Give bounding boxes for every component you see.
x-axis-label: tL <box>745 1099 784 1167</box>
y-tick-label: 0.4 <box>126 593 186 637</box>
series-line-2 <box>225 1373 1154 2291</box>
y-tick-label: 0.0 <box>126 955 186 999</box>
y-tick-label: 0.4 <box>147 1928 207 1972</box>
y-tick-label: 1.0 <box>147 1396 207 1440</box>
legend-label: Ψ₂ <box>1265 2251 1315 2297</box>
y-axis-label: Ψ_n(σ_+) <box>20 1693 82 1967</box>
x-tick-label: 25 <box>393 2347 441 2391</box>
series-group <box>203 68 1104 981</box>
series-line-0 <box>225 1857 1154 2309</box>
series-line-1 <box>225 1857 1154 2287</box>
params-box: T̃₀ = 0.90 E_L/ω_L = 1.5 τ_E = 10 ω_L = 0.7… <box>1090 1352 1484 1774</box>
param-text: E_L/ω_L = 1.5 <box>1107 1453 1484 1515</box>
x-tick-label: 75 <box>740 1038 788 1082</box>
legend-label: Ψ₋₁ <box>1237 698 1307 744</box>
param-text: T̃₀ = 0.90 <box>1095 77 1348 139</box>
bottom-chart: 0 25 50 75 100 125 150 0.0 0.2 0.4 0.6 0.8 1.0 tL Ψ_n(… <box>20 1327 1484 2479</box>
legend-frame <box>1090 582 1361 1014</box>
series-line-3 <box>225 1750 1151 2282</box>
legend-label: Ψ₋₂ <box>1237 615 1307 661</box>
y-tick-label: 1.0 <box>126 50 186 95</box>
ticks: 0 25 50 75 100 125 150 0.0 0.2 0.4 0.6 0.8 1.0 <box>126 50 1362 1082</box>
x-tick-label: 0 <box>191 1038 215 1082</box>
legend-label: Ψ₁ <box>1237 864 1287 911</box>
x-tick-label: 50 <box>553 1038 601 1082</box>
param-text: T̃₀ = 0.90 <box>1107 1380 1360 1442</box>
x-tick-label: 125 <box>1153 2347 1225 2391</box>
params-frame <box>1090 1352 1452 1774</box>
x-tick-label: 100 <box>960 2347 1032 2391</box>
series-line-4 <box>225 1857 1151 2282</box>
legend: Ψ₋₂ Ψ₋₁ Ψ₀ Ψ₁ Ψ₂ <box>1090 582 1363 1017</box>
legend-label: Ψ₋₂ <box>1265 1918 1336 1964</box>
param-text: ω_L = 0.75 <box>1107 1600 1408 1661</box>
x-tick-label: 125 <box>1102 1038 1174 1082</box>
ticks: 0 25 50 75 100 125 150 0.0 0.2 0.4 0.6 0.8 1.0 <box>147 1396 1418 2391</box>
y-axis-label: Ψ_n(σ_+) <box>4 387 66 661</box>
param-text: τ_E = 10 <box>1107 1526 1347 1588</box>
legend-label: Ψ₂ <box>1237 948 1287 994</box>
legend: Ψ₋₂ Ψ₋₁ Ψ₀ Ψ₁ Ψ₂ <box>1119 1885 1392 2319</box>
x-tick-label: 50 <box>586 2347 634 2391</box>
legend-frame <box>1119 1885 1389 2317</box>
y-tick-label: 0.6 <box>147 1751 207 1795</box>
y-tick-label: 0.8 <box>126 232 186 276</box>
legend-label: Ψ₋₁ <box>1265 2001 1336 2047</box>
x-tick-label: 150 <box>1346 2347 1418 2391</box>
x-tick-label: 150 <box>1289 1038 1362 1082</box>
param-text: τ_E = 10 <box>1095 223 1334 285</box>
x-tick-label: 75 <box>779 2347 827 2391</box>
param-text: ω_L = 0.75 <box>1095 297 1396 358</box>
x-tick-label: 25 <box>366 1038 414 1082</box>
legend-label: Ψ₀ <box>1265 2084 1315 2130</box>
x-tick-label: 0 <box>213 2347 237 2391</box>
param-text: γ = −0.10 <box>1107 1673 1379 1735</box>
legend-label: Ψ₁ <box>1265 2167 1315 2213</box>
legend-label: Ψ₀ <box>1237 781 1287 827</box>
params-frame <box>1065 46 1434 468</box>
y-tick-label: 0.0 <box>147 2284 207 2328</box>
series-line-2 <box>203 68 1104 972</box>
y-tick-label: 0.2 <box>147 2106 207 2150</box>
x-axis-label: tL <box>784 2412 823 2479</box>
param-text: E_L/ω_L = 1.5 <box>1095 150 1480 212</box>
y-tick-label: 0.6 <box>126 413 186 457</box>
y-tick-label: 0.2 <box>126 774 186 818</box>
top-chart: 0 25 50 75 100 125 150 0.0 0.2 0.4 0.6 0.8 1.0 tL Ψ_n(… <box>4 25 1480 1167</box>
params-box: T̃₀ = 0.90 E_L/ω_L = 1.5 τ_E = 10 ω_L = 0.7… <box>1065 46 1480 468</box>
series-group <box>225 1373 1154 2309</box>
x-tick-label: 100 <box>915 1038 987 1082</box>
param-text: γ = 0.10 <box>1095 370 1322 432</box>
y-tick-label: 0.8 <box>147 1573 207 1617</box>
————
• Work instructions:
Copy the listing above verbatim, every line from first to last.

• Result below:
Give bounding boxes for every component you see.
x-axis-label: tL <box>745 1099 784 1167</box>
y-tick-label: 0.4 <box>126 593 186 637</box>
series-line-2 <box>225 1373 1154 2291</box>
y-tick-label: 0.0 <box>126 955 186 999</box>
y-tick-label: 0.4 <box>147 1928 207 1972</box>
y-tick-label: 1.0 <box>147 1396 207 1440</box>
legend-label: Ψ₂ <box>1265 2251 1315 2297</box>
y-axis-label: Ψ_n(σ_+) <box>20 1693 82 1967</box>
x-tick-label: 25 <box>393 2347 441 2391</box>
series-group <box>203 68 1104 981</box>
series-line-0 <box>225 1857 1154 2309</box>
series-line-1 <box>225 1857 1154 2287</box>
params-box: T̃₀ = 0.90 E_L/ω_L = 1.5 τ_E = 10 ω_L = 0.7… <box>1090 1352 1484 1774</box>
param-text: E_L/ω_L = 1.5 <box>1107 1453 1484 1515</box>
x-tick-label: 75 <box>740 1038 788 1082</box>
legend-label: Ψ₋₁ <box>1237 698 1307 744</box>
param-text: T̃₀ = 0.90 <box>1095 77 1348 139</box>
bottom-chart: 0 25 50 75 100 125 150 0.0 0.2 0.4 0.6 0.8 1.0 tL Ψ_n(… <box>20 1327 1484 2479</box>
legend-frame <box>1090 582 1361 1014</box>
series-line-3 <box>225 1750 1151 2282</box>
legend-label: Ψ₋₂ <box>1237 615 1307 661</box>
y-tick-label: 1.0 <box>126 50 186 95</box>
ticks: 0 25 50 75 100 125 150 0.0 0.2 0.4 0.6 0.8 1.0 <box>126 50 1362 1082</box>
x-tick-label: 0 <box>191 1038 215 1082</box>
legend-label: Ψ₁ <box>1237 864 1287 911</box>
x-tick-label: 50 <box>553 1038 601 1082</box>
param-text: T̃₀ = 0.90 <box>1107 1380 1360 1442</box>
x-tick-label: 125 <box>1153 2347 1225 2391</box>
params-frame <box>1090 1352 1452 1774</box>
x-tick-label: 100 <box>960 2347 1032 2391</box>
series-line-4 <box>225 1857 1151 2282</box>
legend: Ψ₋₂ Ψ₋₁ Ψ₀ Ψ₁ Ψ₂ <box>1090 582 1363 1017</box>
legend-label: Ψ₋₂ <box>1265 1918 1336 1964</box>
param-text: ω_L = 0.75 <box>1107 1600 1408 1661</box>
x-tick-label: 125 <box>1102 1038 1174 1082</box>
ticks: 0 25 50 75 100 125 150 0.0 0.2 0.4 0.6 0.8 1.0 <box>147 1396 1418 2391</box>
y-axis-label: Ψ_n(σ_+) <box>4 387 66 661</box>
param-text: τ_E = 10 <box>1107 1526 1347 1588</box>
legend-label: Ψ₂ <box>1237 948 1287 994</box>
legend: Ψ₋₂ Ψ₋₁ Ψ₀ Ψ₁ Ψ₂ <box>1119 1885 1392 2319</box>
x-tick-label: 50 <box>586 2347 634 2391</box>
legend-frame <box>1119 1885 1389 2317</box>
y-tick-label: 0.6 <box>147 1751 207 1795</box>
y-tick-label: 0.8 <box>126 232 186 276</box>
legend-label: Ψ₋₁ <box>1265 2001 1336 2047</box>
x-tick-label: 150 <box>1346 2347 1418 2391</box>
x-tick-label: 150 <box>1289 1038 1362 1082</box>
param-text: τ_E = 10 <box>1095 223 1334 285</box>
x-tick-label: 75 <box>779 2347 827 2391</box>
param-text: ω_L = 0.75 <box>1095 297 1396 358</box>
x-tick-label: 25 <box>366 1038 414 1082</box>
legend-label: Ψ₀ <box>1265 2084 1315 2130</box>
x-tick-label: 0 <box>213 2347 237 2391</box>
param-text: γ = −0.10 <box>1107 1673 1379 1735</box>
legend-label: Ψ₁ <box>1265 2167 1315 2213</box>
legend-label: Ψ₀ <box>1237 781 1287 827</box>
params-frame <box>1065 46 1434 468</box>
y-tick-label: 0.0 <box>147 2284 207 2328</box>
series-line-2 <box>203 68 1104 972</box>
y-tick-label: 0.2 <box>147 2106 207 2150</box>
x-axis-label: tL <box>784 2412 823 2479</box>
param-text: E_L/ω_L = 1.5 <box>1095 150 1480 212</box>
y-tick-label: 0.6 <box>126 413 186 457</box>
y-tick-label: 0.2 <box>126 774 186 818</box>
top-chart: 0 25 50 75 100 125 150 0.0 0.2 0.4 0.6 0.8 1.0 tL Ψ_n(… <box>4 25 1480 1167</box>
params-box: T̃₀ = 0.90 E_L/ω_L = 1.5 τ_E = 10 ω_L = 0.7… <box>1065 46 1480 468</box>
series-group <box>225 1373 1154 2309</box>
x-tick-label: 100 <box>915 1038 987 1082</box>
param-text: γ = 0.10 <box>1095 370 1322 432</box>
y-tick-label: 0.8 <box>147 1573 207 1617</box>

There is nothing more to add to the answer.